EXTRACT TO READ:
start

Companies that accomplish this transformation are “future ready,” according to researchers at the MIT Center for Information Systems Research. Future-ready companies outperform companies that lag in digital transformation, with transformed companies showing average revenue growth of 17.3 percentage points.
In a new research briefing, Stephanie Woerner, Ina Sebastian, and Peter Weill write that these high-performing companies create value through customers, operations, and ecosystems, as well as foundational capabilities that enable progress in all the other areas.
Within these areas, the researchers identified 10 capabilities that top-performing companies share. The capabilities were identified over five years of research, including more than 50 interviews with executives and several surveys with more than 2,000 respondents. The results were also field-tested in workshops with senior management teams and boards.
Customer capabilities
1. Provide a great multiproduct customer experience. Future-ready firms integrate products to convert the typical customer journey into a seamless multichannel experience. They aim to meet customer needs instead of pushing products.
2. Be purpose-driven. Leaders, customers, employees, investors, and partners are increasingly demanding that firms have a purpose beyond maximizing shareholder wealth. People associated with the company can unite around a strong purpose, which encourages excellence.
Operational capabilities
3. Become modular, open, and agile. Future-ready companies take the components and capabilities that make them great — their crown jewels, as the researchers put it — and turn them into modular, digitized services. These services can be combined into many different digital offerings.

end

SOURCE MATERIAL:
start

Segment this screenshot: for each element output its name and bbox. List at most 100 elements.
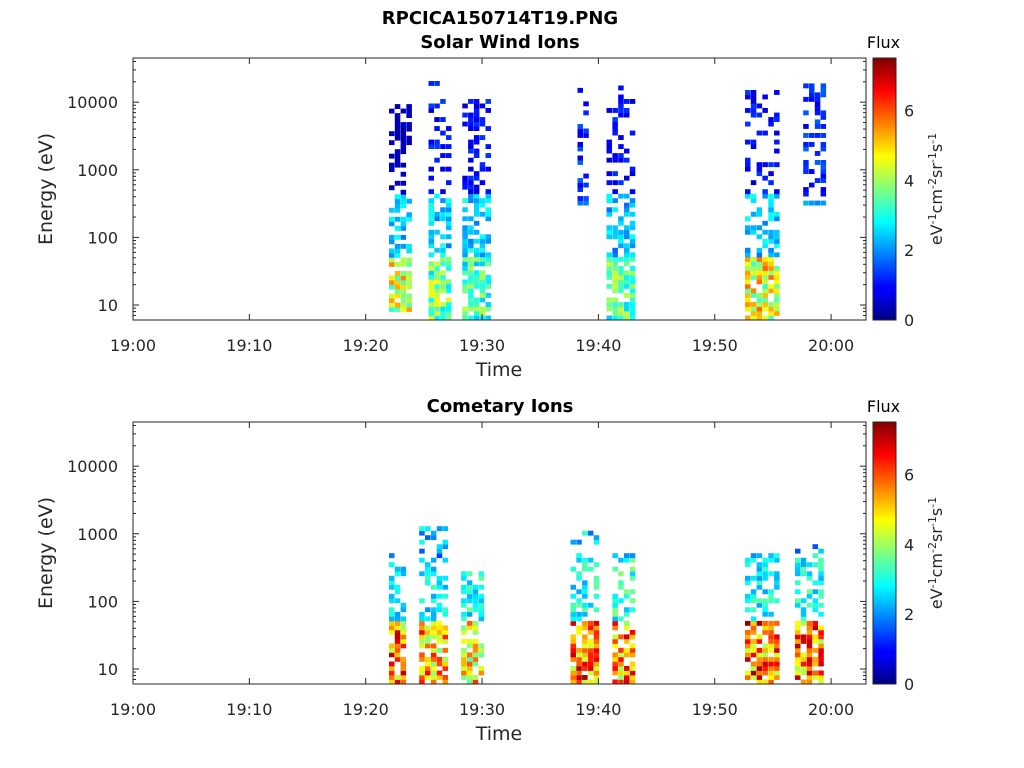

end

PROBLEMS:
**A.** Rewrite the passage on future-ready companies, everything from "Companies that accomplish" down to "17.3 percentage points.", putting "sales growth" in place of "revenue growth".
**B.** Pick up the passage on future-ready companies after its last sentence and keep writing.

THE ANSWERS:
**A.**
Companies that accomplish this transformation are “future ready,” according to researchers at the MIT Center for Information Systems Research. Future-ready companies outperform companies that lag in digital transformation, with transformed companies showing average sales growth of 17.3 percentage points.

**B.**
4. Strive for ambidexterity. Future-ready firms use digital technologies in two different ways: to constantly innovate, and to control costs and accelerate transformation. This allows companies to solve customer problems and offer a seamless customer experience while improving processes, encouraging reuse of data and technology and enhancing productivity.
Ecosystem capabilities
5. Lead or participate in ecosystems. By leading or creating an ecosystem, companies become go-to destinations for their customers, and partner with others to provide a variety of products.
6. Pursue dynamic (and digital) partnerships. The fastest-growing firms pursue digital partnerships to increase reach — by adding new customers — and increase range, by widening the variety of products they offer to existing customers.
Foundational capabilities
7. Treat data as a strategic asset. Firms should treat data as a single source of truth, the researchers found. This should be supported by data monetization capabilities that are accessible to everyone in the company and used to make evidence-based decisions, and norms of acceptable data use.
8. Develop and retain the right talent. With the introduction of data analytics, artificial intelligence, and other technologies, the skills employees need are changing. Companies need to ensure that employees have the right skills for their roles, but also empower employees to work together to solve problems.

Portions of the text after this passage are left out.